## EXERCISE
In the listing below, count the lines with "here" and report only the figure.

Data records
#####
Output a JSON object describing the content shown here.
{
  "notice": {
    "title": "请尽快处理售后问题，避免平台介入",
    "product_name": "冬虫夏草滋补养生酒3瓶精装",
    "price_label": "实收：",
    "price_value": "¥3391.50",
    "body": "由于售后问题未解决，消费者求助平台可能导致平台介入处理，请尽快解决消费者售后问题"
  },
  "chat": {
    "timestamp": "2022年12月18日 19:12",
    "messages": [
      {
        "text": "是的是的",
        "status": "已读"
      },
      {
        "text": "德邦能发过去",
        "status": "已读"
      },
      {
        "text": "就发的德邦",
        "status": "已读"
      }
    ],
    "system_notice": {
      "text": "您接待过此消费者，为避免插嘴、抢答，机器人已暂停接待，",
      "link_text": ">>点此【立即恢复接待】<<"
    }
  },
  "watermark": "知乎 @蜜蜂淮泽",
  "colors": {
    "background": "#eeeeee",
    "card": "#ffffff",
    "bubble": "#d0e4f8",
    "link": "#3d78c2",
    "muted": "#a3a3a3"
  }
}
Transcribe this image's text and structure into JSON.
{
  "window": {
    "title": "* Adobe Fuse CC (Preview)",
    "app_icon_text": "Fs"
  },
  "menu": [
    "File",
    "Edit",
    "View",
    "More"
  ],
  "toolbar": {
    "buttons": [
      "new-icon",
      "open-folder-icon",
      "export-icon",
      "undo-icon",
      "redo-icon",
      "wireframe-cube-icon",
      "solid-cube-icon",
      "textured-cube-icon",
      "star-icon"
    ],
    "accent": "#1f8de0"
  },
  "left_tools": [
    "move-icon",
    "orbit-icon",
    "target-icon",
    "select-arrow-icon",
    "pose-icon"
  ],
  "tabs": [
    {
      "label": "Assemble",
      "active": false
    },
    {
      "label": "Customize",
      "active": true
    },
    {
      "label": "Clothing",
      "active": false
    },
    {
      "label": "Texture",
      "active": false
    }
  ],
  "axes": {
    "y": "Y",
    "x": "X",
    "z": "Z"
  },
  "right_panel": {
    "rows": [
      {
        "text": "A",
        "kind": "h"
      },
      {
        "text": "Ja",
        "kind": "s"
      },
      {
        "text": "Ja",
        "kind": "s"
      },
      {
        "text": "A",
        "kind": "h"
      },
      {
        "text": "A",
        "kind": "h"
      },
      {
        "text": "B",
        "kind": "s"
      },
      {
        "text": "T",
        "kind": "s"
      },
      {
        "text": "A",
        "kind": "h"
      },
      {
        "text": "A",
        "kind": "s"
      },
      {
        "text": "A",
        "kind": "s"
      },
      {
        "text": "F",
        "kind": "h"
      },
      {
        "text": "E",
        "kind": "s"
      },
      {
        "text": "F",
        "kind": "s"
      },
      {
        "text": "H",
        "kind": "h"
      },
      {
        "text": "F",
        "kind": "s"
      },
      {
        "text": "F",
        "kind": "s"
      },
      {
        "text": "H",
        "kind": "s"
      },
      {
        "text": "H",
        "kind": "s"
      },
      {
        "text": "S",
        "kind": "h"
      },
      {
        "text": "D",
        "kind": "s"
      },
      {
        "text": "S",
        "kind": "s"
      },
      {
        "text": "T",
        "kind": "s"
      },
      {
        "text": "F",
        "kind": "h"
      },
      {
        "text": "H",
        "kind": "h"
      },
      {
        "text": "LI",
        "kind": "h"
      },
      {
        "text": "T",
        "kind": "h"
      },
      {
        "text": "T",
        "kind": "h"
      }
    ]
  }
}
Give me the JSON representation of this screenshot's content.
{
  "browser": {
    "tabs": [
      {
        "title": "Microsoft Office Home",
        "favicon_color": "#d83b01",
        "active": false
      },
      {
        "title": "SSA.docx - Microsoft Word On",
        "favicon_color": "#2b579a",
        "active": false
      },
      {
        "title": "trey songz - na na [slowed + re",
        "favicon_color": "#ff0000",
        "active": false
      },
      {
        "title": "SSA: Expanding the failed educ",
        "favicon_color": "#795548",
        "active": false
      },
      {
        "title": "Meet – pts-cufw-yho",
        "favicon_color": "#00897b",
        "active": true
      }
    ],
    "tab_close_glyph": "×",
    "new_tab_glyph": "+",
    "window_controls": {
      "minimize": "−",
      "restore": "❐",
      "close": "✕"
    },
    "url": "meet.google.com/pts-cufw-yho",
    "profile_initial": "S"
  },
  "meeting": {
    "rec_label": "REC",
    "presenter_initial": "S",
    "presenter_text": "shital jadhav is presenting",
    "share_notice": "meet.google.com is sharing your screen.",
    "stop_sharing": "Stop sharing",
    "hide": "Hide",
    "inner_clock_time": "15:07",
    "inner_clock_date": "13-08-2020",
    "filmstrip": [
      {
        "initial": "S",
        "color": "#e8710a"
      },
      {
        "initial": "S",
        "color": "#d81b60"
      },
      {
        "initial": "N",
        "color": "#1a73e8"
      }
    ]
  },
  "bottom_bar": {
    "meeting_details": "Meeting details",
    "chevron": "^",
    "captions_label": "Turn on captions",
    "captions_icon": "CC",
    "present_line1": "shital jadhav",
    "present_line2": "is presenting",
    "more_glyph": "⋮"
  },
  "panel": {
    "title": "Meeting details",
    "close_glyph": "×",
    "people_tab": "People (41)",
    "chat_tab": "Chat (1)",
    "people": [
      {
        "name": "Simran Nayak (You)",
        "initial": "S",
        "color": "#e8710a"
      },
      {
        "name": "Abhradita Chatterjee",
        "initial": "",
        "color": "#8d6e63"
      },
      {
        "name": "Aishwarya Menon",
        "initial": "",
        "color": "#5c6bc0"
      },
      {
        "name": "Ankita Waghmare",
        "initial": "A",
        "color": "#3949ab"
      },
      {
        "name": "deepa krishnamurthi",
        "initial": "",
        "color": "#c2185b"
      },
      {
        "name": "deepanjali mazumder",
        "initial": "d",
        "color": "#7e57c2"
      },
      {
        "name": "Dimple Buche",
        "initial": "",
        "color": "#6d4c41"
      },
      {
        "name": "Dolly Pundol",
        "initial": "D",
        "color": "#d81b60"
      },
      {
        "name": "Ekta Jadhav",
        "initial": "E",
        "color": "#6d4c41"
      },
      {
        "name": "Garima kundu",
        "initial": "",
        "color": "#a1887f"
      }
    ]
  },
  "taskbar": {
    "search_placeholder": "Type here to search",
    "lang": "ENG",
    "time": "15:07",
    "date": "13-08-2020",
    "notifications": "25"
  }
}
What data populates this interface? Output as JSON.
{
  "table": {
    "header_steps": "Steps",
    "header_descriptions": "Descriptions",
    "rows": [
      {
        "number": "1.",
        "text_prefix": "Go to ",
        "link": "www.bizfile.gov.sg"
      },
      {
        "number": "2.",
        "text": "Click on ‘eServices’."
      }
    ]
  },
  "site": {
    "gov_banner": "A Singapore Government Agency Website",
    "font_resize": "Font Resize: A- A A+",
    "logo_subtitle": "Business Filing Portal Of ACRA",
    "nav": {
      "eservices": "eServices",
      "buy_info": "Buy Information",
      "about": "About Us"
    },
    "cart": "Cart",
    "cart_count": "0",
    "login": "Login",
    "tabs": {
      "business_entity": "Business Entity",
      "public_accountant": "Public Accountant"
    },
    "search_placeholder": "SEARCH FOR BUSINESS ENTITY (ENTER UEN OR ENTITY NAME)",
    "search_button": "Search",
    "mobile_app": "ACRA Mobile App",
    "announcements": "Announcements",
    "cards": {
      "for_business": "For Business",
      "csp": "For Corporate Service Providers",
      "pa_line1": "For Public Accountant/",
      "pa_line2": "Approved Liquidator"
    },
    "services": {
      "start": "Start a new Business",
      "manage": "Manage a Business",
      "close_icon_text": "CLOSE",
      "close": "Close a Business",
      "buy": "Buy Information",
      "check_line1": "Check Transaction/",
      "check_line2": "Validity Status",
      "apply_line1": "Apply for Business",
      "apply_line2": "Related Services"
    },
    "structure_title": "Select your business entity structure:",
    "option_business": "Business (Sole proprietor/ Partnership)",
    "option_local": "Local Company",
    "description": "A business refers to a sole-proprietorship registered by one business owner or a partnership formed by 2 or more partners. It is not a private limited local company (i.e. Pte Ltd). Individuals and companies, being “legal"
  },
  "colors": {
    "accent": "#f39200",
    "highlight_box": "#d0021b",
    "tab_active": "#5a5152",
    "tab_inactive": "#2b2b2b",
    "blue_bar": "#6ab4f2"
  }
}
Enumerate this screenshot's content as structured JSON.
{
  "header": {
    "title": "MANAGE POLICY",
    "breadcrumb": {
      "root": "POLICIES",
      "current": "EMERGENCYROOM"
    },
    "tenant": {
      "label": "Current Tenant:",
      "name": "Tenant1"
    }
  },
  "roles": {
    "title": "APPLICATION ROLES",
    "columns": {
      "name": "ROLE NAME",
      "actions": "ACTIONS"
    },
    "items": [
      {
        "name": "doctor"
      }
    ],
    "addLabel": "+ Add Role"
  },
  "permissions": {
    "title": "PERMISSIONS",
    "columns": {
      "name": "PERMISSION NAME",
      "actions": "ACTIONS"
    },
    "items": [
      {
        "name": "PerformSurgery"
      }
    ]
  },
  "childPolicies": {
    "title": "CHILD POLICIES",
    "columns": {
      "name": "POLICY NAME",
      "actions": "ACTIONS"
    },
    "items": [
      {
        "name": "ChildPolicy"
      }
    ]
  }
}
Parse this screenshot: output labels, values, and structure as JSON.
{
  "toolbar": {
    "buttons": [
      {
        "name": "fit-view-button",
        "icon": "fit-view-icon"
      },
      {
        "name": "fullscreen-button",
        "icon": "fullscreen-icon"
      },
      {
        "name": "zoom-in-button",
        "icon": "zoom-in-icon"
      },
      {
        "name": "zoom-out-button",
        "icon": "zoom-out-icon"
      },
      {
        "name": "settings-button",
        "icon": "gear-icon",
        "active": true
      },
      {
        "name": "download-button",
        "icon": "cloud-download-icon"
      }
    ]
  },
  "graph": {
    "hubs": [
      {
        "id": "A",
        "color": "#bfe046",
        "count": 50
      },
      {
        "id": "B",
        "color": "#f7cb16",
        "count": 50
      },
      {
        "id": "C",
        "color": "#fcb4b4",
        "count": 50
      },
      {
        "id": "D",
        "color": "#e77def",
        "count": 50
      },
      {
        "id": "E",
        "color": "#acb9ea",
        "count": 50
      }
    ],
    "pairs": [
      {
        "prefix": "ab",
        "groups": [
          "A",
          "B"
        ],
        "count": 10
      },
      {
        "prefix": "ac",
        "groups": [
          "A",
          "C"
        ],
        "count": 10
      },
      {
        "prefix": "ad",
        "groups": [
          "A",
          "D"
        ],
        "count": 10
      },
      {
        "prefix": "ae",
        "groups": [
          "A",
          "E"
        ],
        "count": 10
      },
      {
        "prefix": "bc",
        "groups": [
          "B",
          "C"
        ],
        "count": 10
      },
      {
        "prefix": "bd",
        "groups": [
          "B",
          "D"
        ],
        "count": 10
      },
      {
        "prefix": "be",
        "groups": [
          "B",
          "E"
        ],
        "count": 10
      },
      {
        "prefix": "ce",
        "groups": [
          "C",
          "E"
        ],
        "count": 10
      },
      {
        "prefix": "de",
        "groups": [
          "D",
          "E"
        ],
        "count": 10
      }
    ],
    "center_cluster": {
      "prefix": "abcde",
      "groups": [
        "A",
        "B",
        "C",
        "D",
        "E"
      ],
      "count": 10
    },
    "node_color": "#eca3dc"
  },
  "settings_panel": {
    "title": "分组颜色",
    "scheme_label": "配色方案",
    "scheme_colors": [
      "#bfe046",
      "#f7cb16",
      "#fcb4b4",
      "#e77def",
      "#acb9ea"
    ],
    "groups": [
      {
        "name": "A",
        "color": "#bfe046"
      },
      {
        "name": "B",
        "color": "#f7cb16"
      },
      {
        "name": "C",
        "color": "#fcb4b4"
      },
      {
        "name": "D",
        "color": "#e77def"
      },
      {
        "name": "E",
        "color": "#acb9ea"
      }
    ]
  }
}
#####
## ANSWER FOR THE TASK
2